**WHAT YOU SHOULD DO**
Copy the following lines from the material below exactly, starting at the line that contains "data-point-marker — [162, 298, 169, 305]" and ending at the line that contains "data-point-marker — [537, 203, 544, 210]", with both of those lines included.
===== ENTRIES SHOWN =====
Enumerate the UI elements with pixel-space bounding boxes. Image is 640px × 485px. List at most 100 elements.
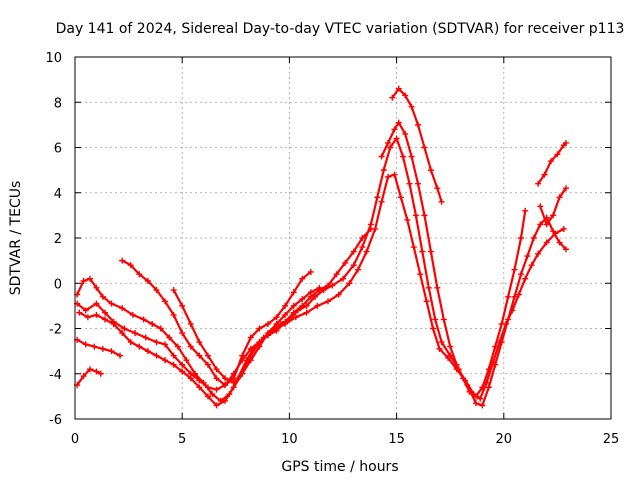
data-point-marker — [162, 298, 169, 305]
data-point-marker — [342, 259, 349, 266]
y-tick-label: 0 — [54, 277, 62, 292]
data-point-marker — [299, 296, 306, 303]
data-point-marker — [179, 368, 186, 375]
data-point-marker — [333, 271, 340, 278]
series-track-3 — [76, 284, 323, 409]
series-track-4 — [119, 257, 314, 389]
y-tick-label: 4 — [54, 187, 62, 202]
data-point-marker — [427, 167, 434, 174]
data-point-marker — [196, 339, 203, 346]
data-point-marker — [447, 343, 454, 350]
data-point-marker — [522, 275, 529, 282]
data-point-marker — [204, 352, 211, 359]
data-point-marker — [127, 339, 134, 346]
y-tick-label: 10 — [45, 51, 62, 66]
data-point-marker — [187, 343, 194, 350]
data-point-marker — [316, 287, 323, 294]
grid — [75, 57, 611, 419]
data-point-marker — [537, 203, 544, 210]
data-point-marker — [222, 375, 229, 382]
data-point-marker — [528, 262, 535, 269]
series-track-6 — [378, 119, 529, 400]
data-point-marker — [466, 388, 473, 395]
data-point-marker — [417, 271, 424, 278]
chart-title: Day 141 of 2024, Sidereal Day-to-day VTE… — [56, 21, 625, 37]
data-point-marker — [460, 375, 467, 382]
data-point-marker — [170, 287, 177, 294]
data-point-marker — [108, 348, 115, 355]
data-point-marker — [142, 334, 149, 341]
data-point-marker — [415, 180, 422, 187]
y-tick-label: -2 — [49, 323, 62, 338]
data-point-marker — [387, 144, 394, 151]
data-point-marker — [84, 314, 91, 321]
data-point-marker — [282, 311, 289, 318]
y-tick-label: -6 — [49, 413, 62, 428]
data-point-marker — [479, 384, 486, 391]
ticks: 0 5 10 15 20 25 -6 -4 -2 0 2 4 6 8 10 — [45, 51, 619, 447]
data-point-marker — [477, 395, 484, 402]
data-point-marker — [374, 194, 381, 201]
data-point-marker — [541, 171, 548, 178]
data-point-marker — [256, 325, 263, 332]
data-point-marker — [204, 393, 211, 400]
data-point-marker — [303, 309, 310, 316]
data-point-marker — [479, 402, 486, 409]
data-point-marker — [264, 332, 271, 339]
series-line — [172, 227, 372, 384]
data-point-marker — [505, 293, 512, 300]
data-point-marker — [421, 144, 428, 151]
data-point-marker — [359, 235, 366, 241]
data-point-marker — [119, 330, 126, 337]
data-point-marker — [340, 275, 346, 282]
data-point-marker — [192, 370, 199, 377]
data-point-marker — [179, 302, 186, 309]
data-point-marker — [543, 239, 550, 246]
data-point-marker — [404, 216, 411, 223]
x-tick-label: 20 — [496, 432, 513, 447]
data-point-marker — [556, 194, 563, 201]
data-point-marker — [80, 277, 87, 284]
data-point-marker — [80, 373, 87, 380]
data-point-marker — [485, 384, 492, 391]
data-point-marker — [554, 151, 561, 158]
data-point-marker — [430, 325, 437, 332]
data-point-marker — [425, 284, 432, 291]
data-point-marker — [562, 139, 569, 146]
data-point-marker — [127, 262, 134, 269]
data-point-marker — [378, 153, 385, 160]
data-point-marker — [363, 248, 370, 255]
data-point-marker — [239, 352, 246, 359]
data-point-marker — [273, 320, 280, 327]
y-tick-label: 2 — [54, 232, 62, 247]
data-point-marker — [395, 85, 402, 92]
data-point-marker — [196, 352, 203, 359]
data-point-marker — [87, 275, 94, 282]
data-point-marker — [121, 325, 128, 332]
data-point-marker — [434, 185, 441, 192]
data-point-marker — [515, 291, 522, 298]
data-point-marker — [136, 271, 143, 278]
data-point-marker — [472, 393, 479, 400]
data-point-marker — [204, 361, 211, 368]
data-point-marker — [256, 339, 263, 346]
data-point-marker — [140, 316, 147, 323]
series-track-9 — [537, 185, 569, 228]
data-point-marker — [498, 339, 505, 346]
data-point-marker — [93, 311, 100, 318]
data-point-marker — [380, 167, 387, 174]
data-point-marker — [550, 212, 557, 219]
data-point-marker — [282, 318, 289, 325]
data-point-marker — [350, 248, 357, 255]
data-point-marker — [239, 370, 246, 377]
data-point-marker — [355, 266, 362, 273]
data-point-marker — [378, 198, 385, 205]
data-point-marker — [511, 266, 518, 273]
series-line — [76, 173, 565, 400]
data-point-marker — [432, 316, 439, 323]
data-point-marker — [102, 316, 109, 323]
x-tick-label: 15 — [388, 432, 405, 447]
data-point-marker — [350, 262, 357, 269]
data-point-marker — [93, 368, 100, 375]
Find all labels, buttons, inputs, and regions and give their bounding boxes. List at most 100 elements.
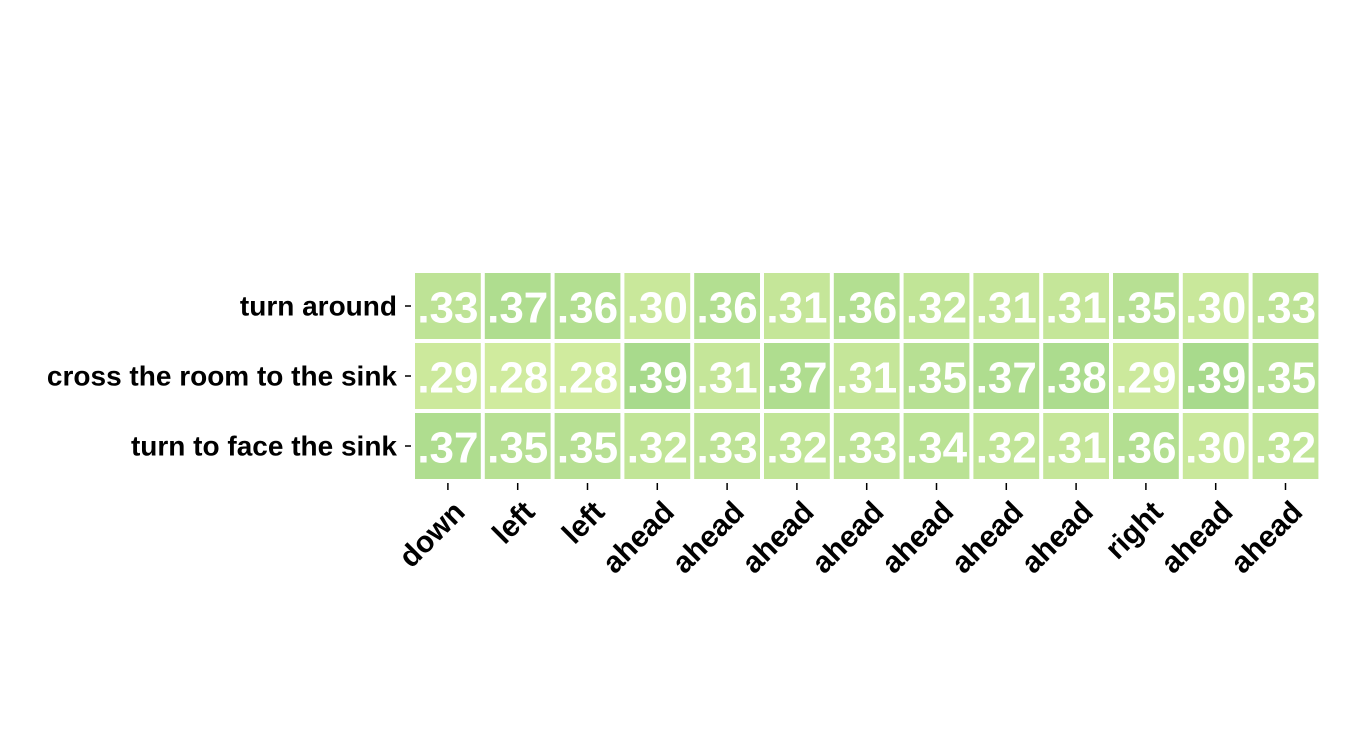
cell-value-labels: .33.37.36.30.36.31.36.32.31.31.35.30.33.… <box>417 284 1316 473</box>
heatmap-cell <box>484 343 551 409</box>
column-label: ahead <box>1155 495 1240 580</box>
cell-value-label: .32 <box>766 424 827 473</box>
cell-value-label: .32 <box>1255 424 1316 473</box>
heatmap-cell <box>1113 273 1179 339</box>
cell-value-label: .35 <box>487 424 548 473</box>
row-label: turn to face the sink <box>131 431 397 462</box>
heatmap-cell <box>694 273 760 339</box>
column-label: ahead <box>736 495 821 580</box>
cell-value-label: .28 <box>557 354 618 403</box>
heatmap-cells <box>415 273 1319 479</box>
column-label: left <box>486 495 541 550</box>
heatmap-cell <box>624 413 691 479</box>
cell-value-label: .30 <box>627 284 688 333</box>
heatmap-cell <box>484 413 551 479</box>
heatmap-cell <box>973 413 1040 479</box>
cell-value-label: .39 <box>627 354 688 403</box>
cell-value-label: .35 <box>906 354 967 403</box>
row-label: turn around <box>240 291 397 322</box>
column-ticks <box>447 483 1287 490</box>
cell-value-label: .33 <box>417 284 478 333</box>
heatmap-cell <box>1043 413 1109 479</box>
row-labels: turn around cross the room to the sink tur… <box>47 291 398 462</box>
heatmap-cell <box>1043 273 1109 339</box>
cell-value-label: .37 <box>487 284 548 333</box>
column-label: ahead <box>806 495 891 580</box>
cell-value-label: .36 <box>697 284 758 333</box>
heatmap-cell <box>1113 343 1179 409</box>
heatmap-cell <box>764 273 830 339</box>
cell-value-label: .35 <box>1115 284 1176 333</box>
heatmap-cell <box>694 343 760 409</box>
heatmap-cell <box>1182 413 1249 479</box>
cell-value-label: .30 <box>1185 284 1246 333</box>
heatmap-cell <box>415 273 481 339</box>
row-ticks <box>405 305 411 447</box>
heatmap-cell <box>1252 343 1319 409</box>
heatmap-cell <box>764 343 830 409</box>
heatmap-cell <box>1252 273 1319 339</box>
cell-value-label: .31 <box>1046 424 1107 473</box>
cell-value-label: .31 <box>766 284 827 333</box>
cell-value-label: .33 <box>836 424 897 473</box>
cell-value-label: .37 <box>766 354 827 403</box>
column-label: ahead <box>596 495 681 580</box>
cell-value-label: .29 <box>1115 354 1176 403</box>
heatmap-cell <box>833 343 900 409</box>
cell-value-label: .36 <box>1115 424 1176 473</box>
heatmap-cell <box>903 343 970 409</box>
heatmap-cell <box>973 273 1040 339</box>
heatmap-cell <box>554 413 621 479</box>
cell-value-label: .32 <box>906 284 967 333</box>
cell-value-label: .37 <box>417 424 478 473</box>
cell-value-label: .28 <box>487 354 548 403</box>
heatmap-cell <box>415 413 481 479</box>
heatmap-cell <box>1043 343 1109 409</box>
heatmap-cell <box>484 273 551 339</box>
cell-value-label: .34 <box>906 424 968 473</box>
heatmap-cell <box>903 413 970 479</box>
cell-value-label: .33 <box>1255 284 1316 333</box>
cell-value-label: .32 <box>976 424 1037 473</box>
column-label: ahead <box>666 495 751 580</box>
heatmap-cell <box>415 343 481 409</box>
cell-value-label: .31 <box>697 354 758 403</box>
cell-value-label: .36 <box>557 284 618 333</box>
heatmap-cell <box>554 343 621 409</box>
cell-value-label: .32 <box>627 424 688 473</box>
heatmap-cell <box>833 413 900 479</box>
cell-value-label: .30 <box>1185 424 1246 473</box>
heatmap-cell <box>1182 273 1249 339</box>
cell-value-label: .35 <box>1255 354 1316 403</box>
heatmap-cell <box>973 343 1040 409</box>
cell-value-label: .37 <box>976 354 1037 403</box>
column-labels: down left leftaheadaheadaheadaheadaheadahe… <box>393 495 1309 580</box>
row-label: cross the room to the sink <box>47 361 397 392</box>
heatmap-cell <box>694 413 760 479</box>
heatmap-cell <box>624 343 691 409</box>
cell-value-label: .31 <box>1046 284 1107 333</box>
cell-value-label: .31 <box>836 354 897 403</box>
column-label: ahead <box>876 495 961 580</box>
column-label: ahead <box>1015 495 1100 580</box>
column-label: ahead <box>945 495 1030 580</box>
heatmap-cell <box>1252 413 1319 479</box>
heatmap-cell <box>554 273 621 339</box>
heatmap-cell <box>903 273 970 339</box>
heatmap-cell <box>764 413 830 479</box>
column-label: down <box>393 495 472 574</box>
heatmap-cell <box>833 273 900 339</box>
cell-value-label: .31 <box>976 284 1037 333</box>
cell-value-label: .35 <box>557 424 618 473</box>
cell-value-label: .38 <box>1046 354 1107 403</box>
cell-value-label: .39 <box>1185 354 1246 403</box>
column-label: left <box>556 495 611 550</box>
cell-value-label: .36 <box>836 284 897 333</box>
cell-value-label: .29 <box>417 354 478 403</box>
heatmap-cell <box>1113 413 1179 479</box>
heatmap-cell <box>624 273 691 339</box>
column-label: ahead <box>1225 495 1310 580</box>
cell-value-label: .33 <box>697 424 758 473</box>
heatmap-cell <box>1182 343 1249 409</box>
=====
**RESULT FOR THIS EXERCISE**
data-point-marker — [162, 298, 169, 305]
data-point-marker — [342, 259, 349, 266]
y-tick-label: 0 — [54, 277, 62, 292]
data-point-marker — [299, 296, 306, 303]
data-point-marker — [179, 368, 186, 375]
data-point-marker — [333, 271, 340, 278]
series-track-3 — [76, 284, 323, 409]
series-track-4 — [119, 257, 314, 389]
y-tick-label: 4 — [54, 187, 62, 202]
data-point-marker — [427, 167, 434, 174]
data-point-marker — [196, 339, 203, 346]
data-point-marker — [447, 343, 454, 350]
data-point-marker — [522, 275, 529, 282]
data-point-marker — [204, 352, 211, 359]
data-point-marker — [127, 339, 134, 346]
y-tick-label: 10 — [45, 51, 62, 66]
data-point-marker — [187, 343, 194, 350]
data-point-marker — [316, 287, 323, 294]
grid — [75, 57, 611, 419]
data-point-marker — [537, 203, 544, 210]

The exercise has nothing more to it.